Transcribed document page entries
-=-=-=-=-

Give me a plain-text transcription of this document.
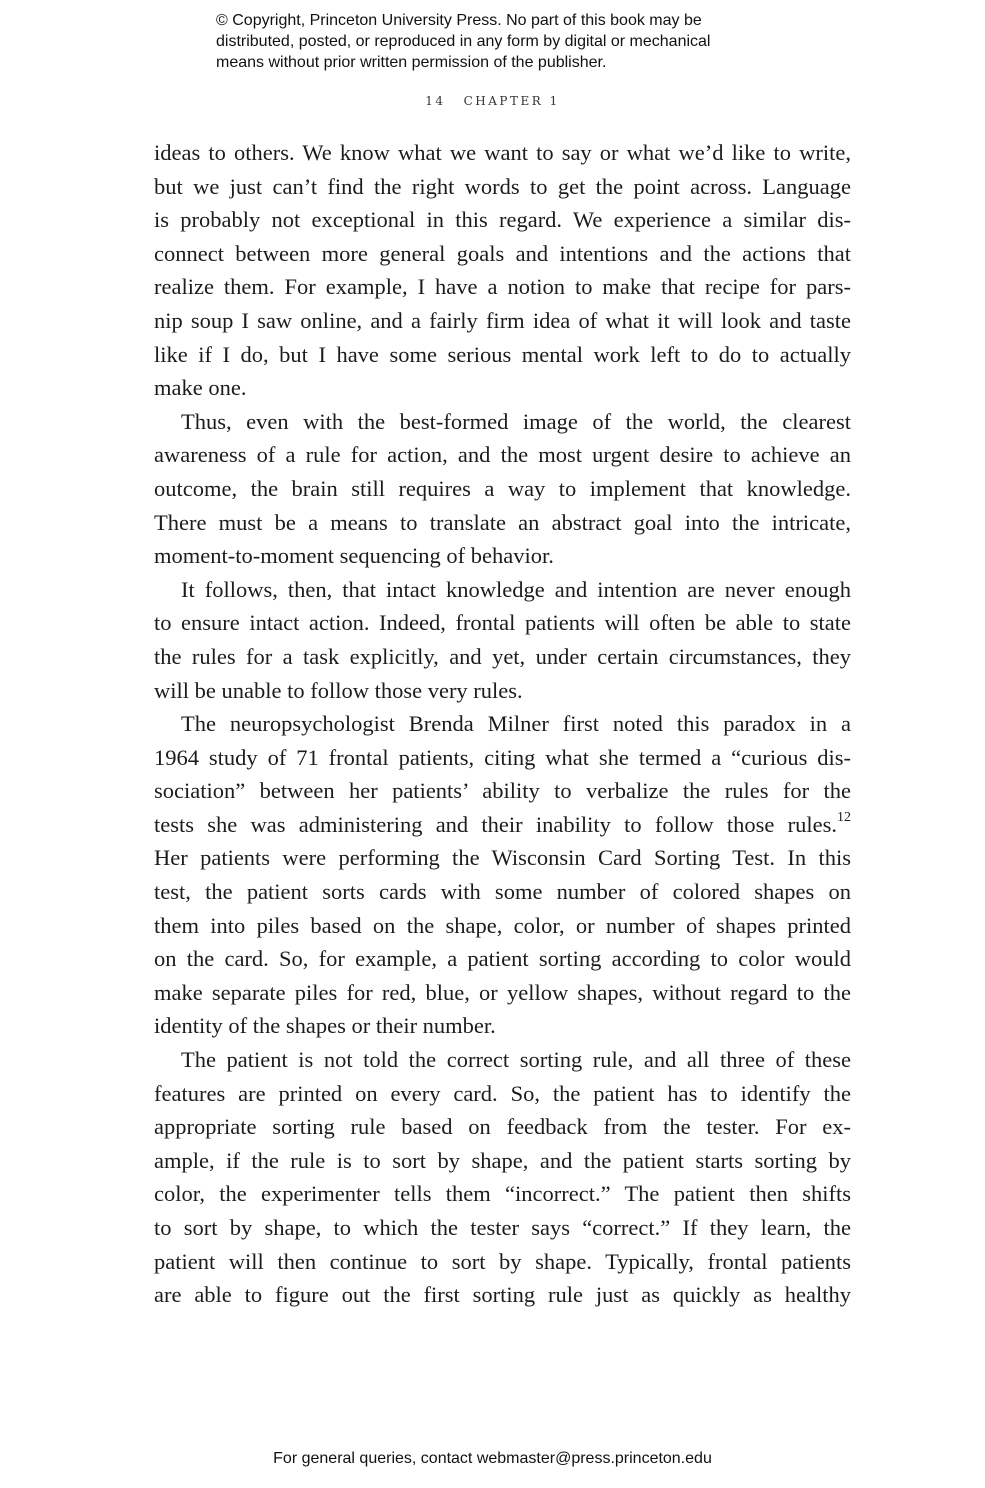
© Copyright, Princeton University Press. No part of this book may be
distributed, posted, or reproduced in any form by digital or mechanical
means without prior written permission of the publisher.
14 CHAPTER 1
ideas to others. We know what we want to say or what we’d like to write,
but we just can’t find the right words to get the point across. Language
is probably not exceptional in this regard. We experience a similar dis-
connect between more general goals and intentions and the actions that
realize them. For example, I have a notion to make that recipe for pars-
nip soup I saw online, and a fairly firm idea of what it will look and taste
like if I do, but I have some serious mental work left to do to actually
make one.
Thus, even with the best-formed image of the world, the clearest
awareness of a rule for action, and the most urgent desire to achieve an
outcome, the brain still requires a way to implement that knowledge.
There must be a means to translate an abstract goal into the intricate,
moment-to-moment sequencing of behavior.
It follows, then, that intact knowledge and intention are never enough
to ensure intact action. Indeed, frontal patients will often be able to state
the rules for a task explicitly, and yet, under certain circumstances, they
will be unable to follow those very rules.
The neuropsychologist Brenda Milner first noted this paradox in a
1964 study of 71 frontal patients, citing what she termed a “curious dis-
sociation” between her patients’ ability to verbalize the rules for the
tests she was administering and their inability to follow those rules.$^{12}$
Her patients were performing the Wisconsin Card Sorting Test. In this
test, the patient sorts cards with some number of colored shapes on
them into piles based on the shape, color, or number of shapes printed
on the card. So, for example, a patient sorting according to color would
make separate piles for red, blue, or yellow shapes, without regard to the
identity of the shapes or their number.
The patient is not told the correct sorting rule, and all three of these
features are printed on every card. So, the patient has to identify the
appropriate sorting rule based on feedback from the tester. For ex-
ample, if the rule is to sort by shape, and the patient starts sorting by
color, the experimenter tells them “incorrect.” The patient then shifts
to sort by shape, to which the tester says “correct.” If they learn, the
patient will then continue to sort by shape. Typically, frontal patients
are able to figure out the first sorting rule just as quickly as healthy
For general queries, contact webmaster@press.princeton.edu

-=-=-=-=-

Would you please return all lines of the data that include the word "knowledge"?

→ **ANSWER TO THIS PROBLEM**:
outcome, the brain still requires a way to implement that knowledge.
It follows, then, that intact knowledge and intention are never enough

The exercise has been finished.